## Instructions for the task:
"name" appears in how many lines of the entries? State only the number.

--- Start of Material shown ---

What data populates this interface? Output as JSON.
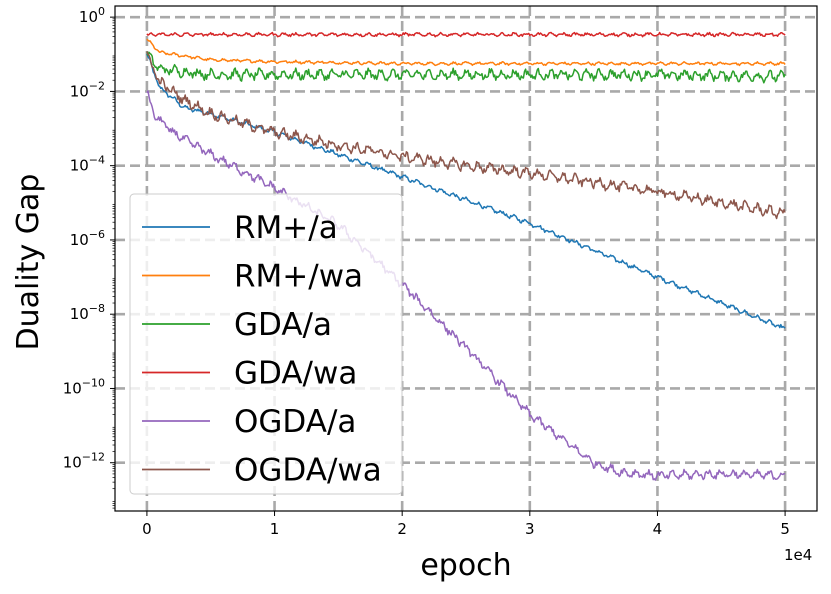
{
  "chart_data": {
    "type": "line",
    "xlabel": "epoch",
    "ylabel": "Duality Gap",
    "x_offset_label": "1e4",
    "xlim": [
      -2500,
      52500
    ],
    "ylim_log10": [
      -13.3,
      0.3
    ],
    "yscale": "log",
    "grid": true,
    "legend_position": "lower-left",
    "x_ticks": [
      0,
      10000,
      20000,
      30000,
      40000,
      50000
    ],
    "x_tick_labels": [
      "0",
      "1",
      "2",
      "3",
      "4",
      "5"
    ],
    "y_ticks_log10": [
      0,
      -2,
      -4,
      -6,
      -8,
      -10,
      -12
    ],
    "y_tick_labels": [
      {
        "base": "10",
        "exp": "0"
      },
      {
        "base": "10",
        "exp": "−2"
      },
      {
        "base": "10",
        "exp": "−4"
      },
      {
        "base": "10",
        "exp": "−6"
      },
      {
        "base": "10",
        "exp": "−8"
      },
      {
        "base": "10",
        "exp": "−10"
      },
      {
        "base": "10",
        "exp": "−12"
      }
    ],
    "series": [
      {
        "name": "RM+/a",
        "color": "#1f77b4",
        "x": [
          0,
          1000,
          3000,
          5000,
          10000,
          20000,
          30000,
          40000,
          50000
        ],
        "log10_y": [
          -1.0,
          -1.9,
          -2.45,
          -2.6,
          -3.1,
          -4.3,
          -5.55,
          -7.0,
          -8.4
        ],
        "noise_log10": 0.08
      },
      {
        "name": "RM+/wa",
        "color": "#ff7f0e",
        "x": [
          0,
          1000,
          5000,
          10000,
          20000,
          30000,
          40000,
          50000
        ],
        "log10_y": [
          -0.6,
          -0.95,
          -1.15,
          -1.2,
          -1.25,
          -1.25,
          -1.25,
          -1.25
        ],
        "noise_log10": 0.05
      },
      {
        "name": "GDA/a",
        "color": "#2ca02c",
        "x": [
          0,
          1000,
          5000,
          10000,
          20000,
          30000,
          40000,
          50000
        ],
        "log10_y": [
          -1.0,
          -1.4,
          -1.55,
          -1.55,
          -1.55,
          -1.55,
          -1.55,
          -1.6
        ],
        "noise_log10": 0.18
      },
      {
        "name": "GDA/wa",
        "color": "#d62728",
        "x": [
          0,
          10000,
          20000,
          30000,
          40000,
          50000
        ],
        "log10_y": [
          -0.47,
          -0.47,
          -0.47,
          -0.47,
          -0.47,
          -0.47
        ],
        "noise_log10": 0.06
      },
      {
        "name": "OGDA/a",
        "color": "#9467bd",
        "x": [
          0,
          500,
          2000,
          5000,
          10000,
          15000,
          20000,
          25000,
          30000,
          35000,
          37000,
          40000,
          45000,
          50000
        ],
        "log10_y": [
          -2.0,
          -2.6,
          -3.1,
          -3.7,
          -4.6,
          -5.6,
          -7.2,
          -8.9,
          -10.7,
          -12.0,
          -12.25,
          -12.35,
          -12.3,
          -12.35
        ],
        "noise_log10": 0.15
      },
      {
        "name": "OGDA/wa",
        "color": "#8c564b",
        "x": [
          0,
          1000,
          3000,
          5000,
          10000,
          15000,
          20000,
          25000,
          30000,
          35000,
          40000,
          45000,
          50000
        ],
        "log10_y": [
          -1.0,
          -1.75,
          -2.25,
          -2.6,
          -3.1,
          -3.45,
          -3.75,
          -4.0,
          -4.2,
          -4.45,
          -4.7,
          -5.0,
          -5.3
        ],
        "noise_log10": 0.18
      }
    ]
  }
}
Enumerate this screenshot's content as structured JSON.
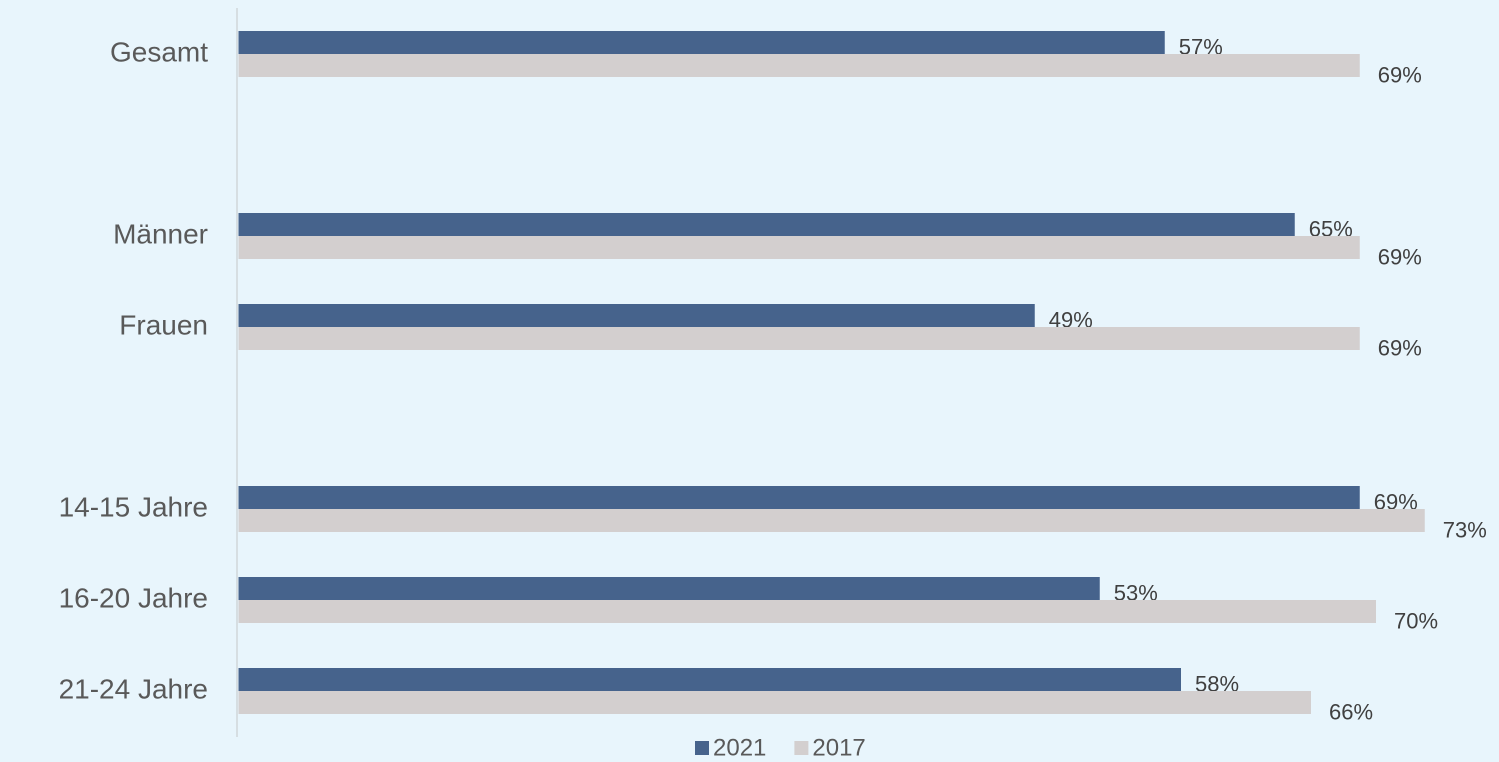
{
  "chart_data": {
    "type": "bar",
    "orientation": "horizontal",
    "categories": [
      "Gesamt",
      null,
      "Männer",
      "Frauen",
      null,
      "14-15 Jahre",
      "16-20 Jahre",
      "21-24 Jahre"
    ],
    "series": [
      {
        "name": "2021",
        "color": "#46638c",
        "values": [
          57,
          null,
          65,
          49,
          null,
          69,
          53,
          58
        ],
        "value_labels": [
          "57%",
          null,
          "65%",
          "49%",
          null,
          "69%",
          "53%",
          "58%"
        ]
      },
      {
        "name": "2017",
        "color": "#d3cfcf",
        "values": [
          69,
          null,
          69,
          69,
          null,
          73,
          70,
          66
        ],
        "value_labels": [
          "69%",
          null,
          "69%",
          "69%",
          null,
          "73%",
          "70%",
          "66%"
        ]
      }
    ],
    "legend": "bottom"
  }
}
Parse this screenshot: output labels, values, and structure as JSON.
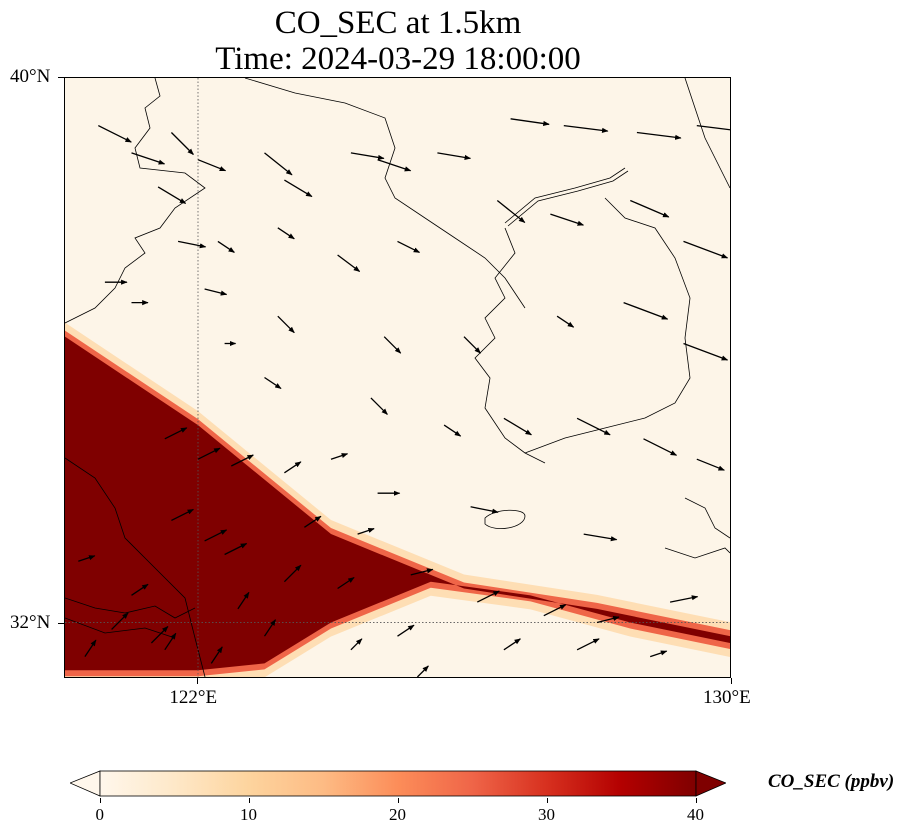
{
  "title": {
    "line1": "CO_SEC at 1.5km",
    "line2": "Time: 2024-03-29 18:00:00"
  },
  "map": {
    "lat_range": [
      31.2,
      40.0
    ],
    "lon_range": [
      120.0,
      130.0
    ],
    "gridline_lon": 122,
    "gridline_lat": 32,
    "y_ticks": [
      {
        "value": 40,
        "label": "40°N"
      },
      {
        "value": 32,
        "label": "32°N"
      }
    ],
    "x_ticks": [
      {
        "value": 122,
        "label": "122°E"
      },
      {
        "value": 130,
        "label": "130°E"
      }
    ],
    "plume": {
      "description_units": "ppbv",
      "max_value": 40,
      "band_north_edge": [
        [
          120.0,
          36.2
        ],
        [
          122.0,
          34.9
        ],
        [
          124.0,
          33.3
        ],
        [
          126.0,
          32.5
        ],
        [
          128.0,
          32.2
        ],
        [
          130.0,
          31.8
        ]
      ],
      "band_south_edge": [
        [
          120.0,
          31.3
        ],
        [
          122.0,
          31.3
        ],
        [
          123.0,
          31.4
        ],
        [
          124.0,
          32.0
        ],
        [
          125.5,
          32.6
        ],
        [
          127.0,
          32.4
        ],
        [
          128.5,
          32.0
        ],
        [
          130.0,
          31.7
        ]
      ]
    },
    "wind_arrows": [
      [
        120.5,
        39.3,
        0.6,
        -0.3
      ],
      [
        121.0,
        38.9,
        0.6,
        -0.2
      ],
      [
        121.4,
        38.4,
        0.5,
        -0.3
      ],
      [
        121.6,
        39.2,
        0.4,
        -0.4
      ],
      [
        122.0,
        38.8,
        0.5,
        -0.2
      ],
      [
        123.0,
        38.9,
        0.5,
        -0.4
      ],
      [
        123.3,
        38.5,
        0.5,
        -0.3
      ],
      [
        124.3,
        38.9,
        0.6,
        -0.1
      ],
      [
        124.7,
        38.8,
        0.6,
        -0.2
      ],
      [
        125.6,
        38.9,
        0.6,
        -0.1
      ],
      [
        126.7,
        39.4,
        0.7,
        -0.1
      ],
      [
        127.5,
        39.3,
        0.8,
        -0.1
      ],
      [
        128.6,
        39.2,
        0.8,
        -0.1
      ],
      [
        129.5,
        39.3,
        0.8,
        -0.1
      ],
      [
        121.7,
        37.6,
        0.5,
        -0.1
      ],
      [
        122.3,
        37.6,
        0.3,
        -0.2
      ],
      [
        123.2,
        37.8,
        0.3,
        -0.2
      ],
      [
        124.1,
        37.4,
        0.4,
        -0.3
      ],
      [
        125.0,
        37.6,
        0.4,
        -0.2
      ],
      [
        126.5,
        38.2,
        0.5,
        -0.4
      ],
      [
        127.3,
        38.0,
        0.6,
        -0.2
      ],
      [
        128.5,
        38.2,
        0.7,
        -0.3
      ],
      [
        129.3,
        37.6,
        0.8,
        -0.3
      ],
      [
        120.6,
        37.0,
        0.4,
        0.0
      ],
      [
        121.0,
        36.7,
        0.3,
        0.0
      ],
      [
        122.1,
        36.9,
        0.4,
        -0.1
      ],
      [
        123.2,
        36.5,
        0.3,
        -0.3
      ],
      [
        124.8,
        36.2,
        0.3,
        -0.3
      ],
      [
        126.0,
        36.2,
        0.3,
        -0.3
      ],
      [
        127.4,
        36.5,
        0.3,
        -0.2
      ],
      [
        128.4,
        36.7,
        0.8,
        -0.3
      ],
      [
        129.3,
        36.1,
        0.8,
        -0.3
      ],
      [
        122.4,
        36.1,
        0.2,
        0.0
      ],
      [
        123.0,
        35.6,
        0.3,
        -0.2
      ],
      [
        124.6,
        35.3,
        0.3,
        -0.3
      ],
      [
        125.7,
        34.9,
        0.3,
        -0.2
      ],
      [
        126.6,
        35.0,
        0.5,
        -0.3
      ],
      [
        127.7,
        35.0,
        0.6,
        -0.3
      ],
      [
        128.7,
        34.7,
        0.6,
        -0.3
      ],
      [
        129.5,
        34.4,
        0.5,
        -0.2
      ],
      [
        121.5,
        34.7,
        0.4,
        0.2
      ],
      [
        122.0,
        34.4,
        0.4,
        0.2
      ],
      [
        122.5,
        34.3,
        0.4,
        0.2
      ],
      [
        123.3,
        34.2,
        0.3,
        0.2
      ],
      [
        124.0,
        34.4,
        0.3,
        0.1
      ],
      [
        124.7,
        33.9,
        0.4,
        0.0
      ],
      [
        126.1,
        33.7,
        0.5,
        -0.1
      ],
      [
        127.8,
        33.3,
        0.6,
        -0.1
      ],
      [
        121.6,
        33.5,
        0.4,
        0.2
      ],
      [
        122.1,
        33.2,
        0.4,
        0.2
      ],
      [
        122.4,
        33.0,
        0.4,
        0.2
      ],
      [
        123.6,
        33.4,
        0.3,
        0.2
      ],
      [
        124.4,
        33.3,
        0.3,
        0.1
      ],
      [
        125.2,
        32.7,
        0.4,
        0.1
      ],
      [
        126.2,
        32.3,
        0.4,
        0.2
      ],
      [
        127.2,
        32.1,
        0.4,
        0.2
      ],
      [
        128.0,
        32.0,
        0.4,
        0.1
      ],
      [
        129.1,
        32.3,
        0.5,
        0.1
      ],
      [
        120.2,
        32.9,
        0.3,
        0.1
      ],
      [
        121.0,
        32.4,
        0.3,
        0.2
      ],
      [
        121.3,
        31.7,
        0.3,
        0.3
      ],
      [
        122.2,
        31.4,
        0.2,
        0.3
      ],
      [
        122.6,
        32.2,
        0.2,
        0.3
      ],
      [
        123.0,
        31.8,
        0.2,
        0.3
      ],
      [
        123.3,
        32.6,
        0.3,
        0.3
      ],
      [
        124.1,
        32.5,
        0.3,
        0.2
      ],
      [
        125.0,
        31.8,
        0.3,
        0.2
      ],
      [
        126.6,
        31.6,
        0.3,
        0.2
      ],
      [
        127.7,
        31.6,
        0.4,
        0.2
      ],
      [
        128.8,
        31.5,
        0.3,
        0.1
      ],
      [
        120.3,
        31.5,
        0.2,
        0.3
      ],
      [
        120.7,
        31.9,
        0.3,
        0.3
      ],
      [
        121.5,
        31.6,
        0.2,
        0.3
      ],
      [
        124.3,
        31.6,
        0.2,
        0.2
      ],
      [
        125.3,
        31.2,
        0.2,
        0.2
      ]
    ]
  },
  "colorbar": {
    "label": "CO_SEC (ppbv)",
    "min": 0,
    "max": 40,
    "ticks": [
      {
        "value": 0,
        "label": "0"
      },
      {
        "value": 10,
        "label": "10"
      },
      {
        "value": 20,
        "label": "20"
      },
      {
        "value": 30,
        "label": "30"
      },
      {
        "value": 40,
        "label": "40"
      }
    ],
    "colors": [
      "#fff7ec",
      "#fee8c8",
      "#fdd49e",
      "#fdbb84",
      "#fc8d59",
      "#ef6548",
      "#d7301f",
      "#b30000",
      "#7f0000"
    ]
  }
}
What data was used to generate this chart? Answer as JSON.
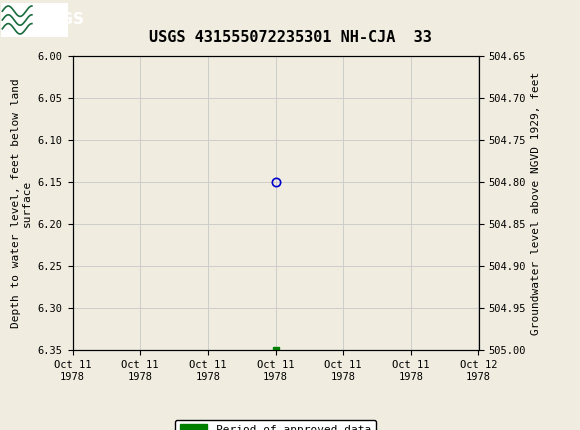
{
  "title": "USGS 431555072235301 NH-CJA  33",
  "title_fontsize": 11,
  "header_color": "#1a6b3c",
  "bg_color": "#f0ede0",
  "plot_bg_color": "#f0ede0",
  "left_ylabel": "Depth to water level, feet below land\nsurface",
  "right_ylabel": "Groundwater level above NGVD 1929, feet",
  "ylim_left": [
    6.0,
    6.35
  ],
  "ylim_right": [
    505.0,
    504.65
  ],
  "left_yticks": [
    6.0,
    6.05,
    6.1,
    6.15,
    6.2,
    6.25,
    6.3,
    6.35
  ],
  "right_yticks": [
    505.0,
    504.95,
    504.9,
    504.85,
    504.8,
    504.75,
    504.7,
    504.65
  ],
  "right_ytick_labels": [
    "505.00",
    "504.95",
    "504.90",
    "504.85",
    "504.80",
    "504.75",
    "504.70",
    "504.65"
  ],
  "xlim": [
    0,
    6
  ],
  "xtick_labels": [
    "Oct 11\n1978",
    "Oct 11\n1978",
    "Oct 11\n1978",
    "Oct 11\n1978",
    "Oct 11\n1978",
    "Oct 11\n1978",
    "Oct 12\n1978"
  ],
  "xtick_positions": [
    0,
    1,
    2,
    3,
    4,
    5,
    6
  ],
  "data_point_x": 3,
  "data_point_y": 6.15,
  "data_point_color": "#0000cc",
  "approved_marker_x": 3,
  "approved_marker_y": 6.35,
  "approved_marker_color": "#008000",
  "legend_label": "Period of approved data",
  "font_family": "monospace",
  "grid_color": "#cccccc",
  "axis_label_fontsize": 8,
  "tick_fontsize": 7.5
}
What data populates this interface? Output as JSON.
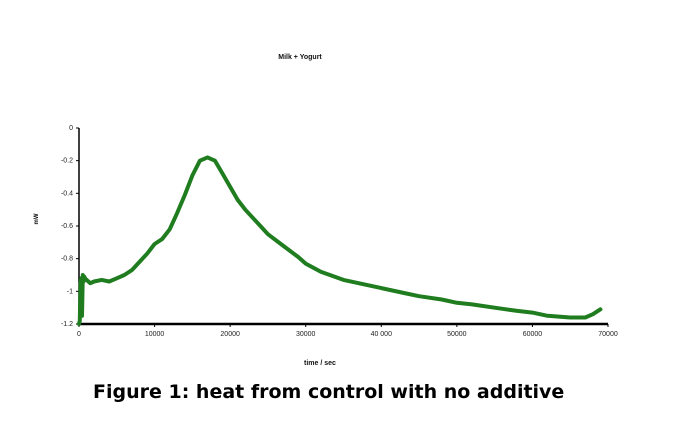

--- End of Material shown ---

## Solution:
8